## Textauszug
# # #

Der gesellschaftliche Druck auf die Bekleidungsindustrie wächst. Auch die Mode- und Sportindustrie ist längst zur Zielscheibe geworden. Und das ist gut so, finden die Berliner Modeaktivistinnen Jana Braumüller, Vreni Jäckle und Nina Lorenzen, die vor zwei Jahren die Community Plattform Fashion Changers gegründet haben.
In ihrem Blog und auf Social Media schreiben sie nicht nur über nachhaltige Mode, sie mobilisieren Gleichgesinnte und gehen für ihre Forderungen auf die Straße. Auch den Kontakt zu Politik und Wirtschaft suchen sie aktiv, halten Vorträge und organisieren Podiumsdiskussionen - zuletzt auf der Messe für nachhaltige Mode, Neonyt, in Berlin.
Im März erschien ihr erstes Buch „Fashion Changers. Wie wir mit fairer Mode die Welt verändern können“ im Knesebeck Verlag. Im Rahmen der Fashion Revolution Week vom 20. bis 26. April stellt sich die Frage: Wie können Aktivist*innen die Bekleidungsindustrie verändern?
ISPO.com: Sie nennen sich Fashion Changers – was genau wollen Sie an der Mode ändern?
Vreni Jäckle: Wir wollen eigentlich die ganze Modebranche verändern und erreichen, dass die faire und nachhaltige Mode sichtbarer wird. Dabei geht es auch darum, dass die Mode diverser und inklusiver wird und nicht immer nur einen Typ Mensch zeigt. Wir wollen sozusagen eine verträglichere Mode für Mensch, Umwelt und Gesellschaft.
Wie ist Fashion Changers entstanden? Wie haben Sie drei sich gefunden?

# # #

## Quellenauszug

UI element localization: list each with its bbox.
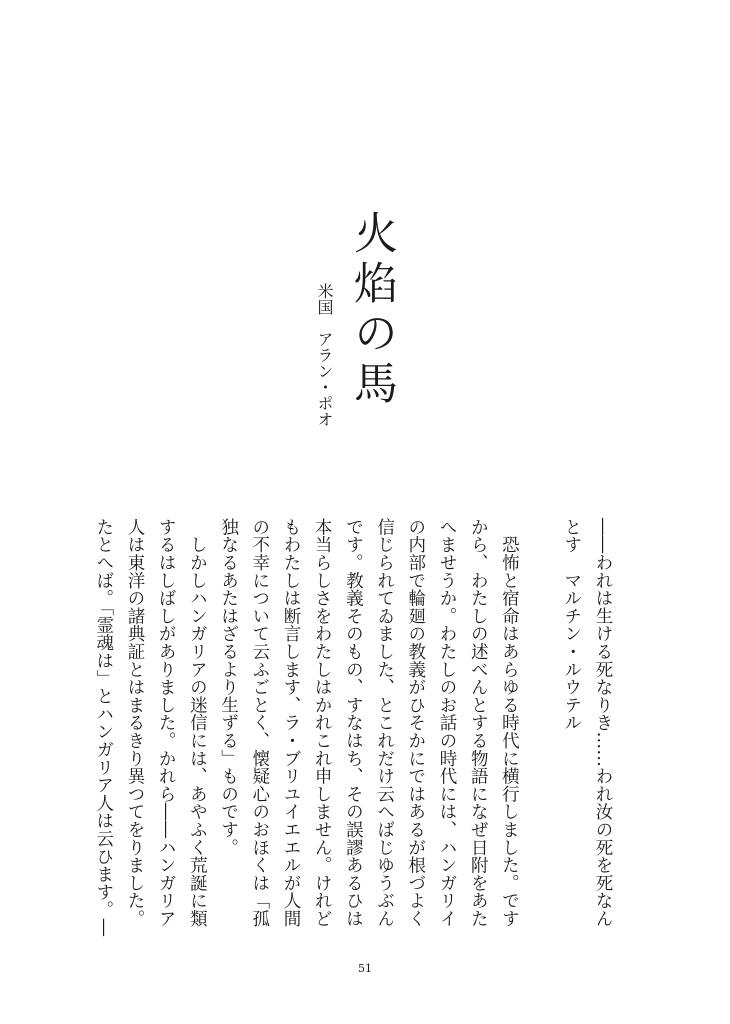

# # #

## Aufgaben
a. In welchem Verlag erschien laut dem Text über Fashion Changers das erste Buch der Gruppe?
b. Führe den Text über Fashion Changers nach seinem letzten Satz weiter.

## Lösungen
a. Im Knesebeck Verlag.

b.
Nina Lorenzen: Wir haben verschiedene berufliche Hintergründe, aber wir hatten alle unseren eigenen Blog mit feministischen oder ökologischen Schwerpunkten und kannten diese. Irgendwann haben wir uns offline getroffen und angefangen, erste kleine Events für Blogger*innen mit ähnlichen Themen zu organisieren. Wir fanden es wichtig, die Community weiter zusammenzubringen und gemeinsam an Themen zu arbeiten. Zuerst ging es nur um Mode und Nachhaltigkeit, jetzt auch um andere gesellschaftlich relevante Themen. Warum wir drei? Zu dritt ist alles besser! Es wundert uns manchmal sehr, dass die Vorteile des Kooperationsgedankens noch nicht Konsens sind.
Gleichzeitig bezeichnen Sie sich als Modeaktivistinnen – was heißt das genau?
Vreni Jäckle: Nur weil wir ein Magazin zu Nachhaltigkeitsthemen haben und Bestehendes hinterfragen, macht uns das nicht persé zu Aktivistinnen. Deshalb besteht ein Teil unserer Arbeit auch aus politischen Aktionen und darin, Forderungen voranzutreiben, Petitionen zu unterstützen. Wir organisieren z.B. Demoblocks zum Thema Mode und versuchen dafür Menschen auf die Straße zu holen. Wir arbeiten hier inzwischen auch mit anderen Aktivist*innen zusammen und treffen uns regelmäßig, beispielsweise mit Fridays for Future und Parents for Future und vielen anderen, um uns gegenseitig zu unterstützen.
Fashion Changers ist aber kein Verein, sondern ein Unternehmen. Wie sieht Ihr Geschäftsmodell aus?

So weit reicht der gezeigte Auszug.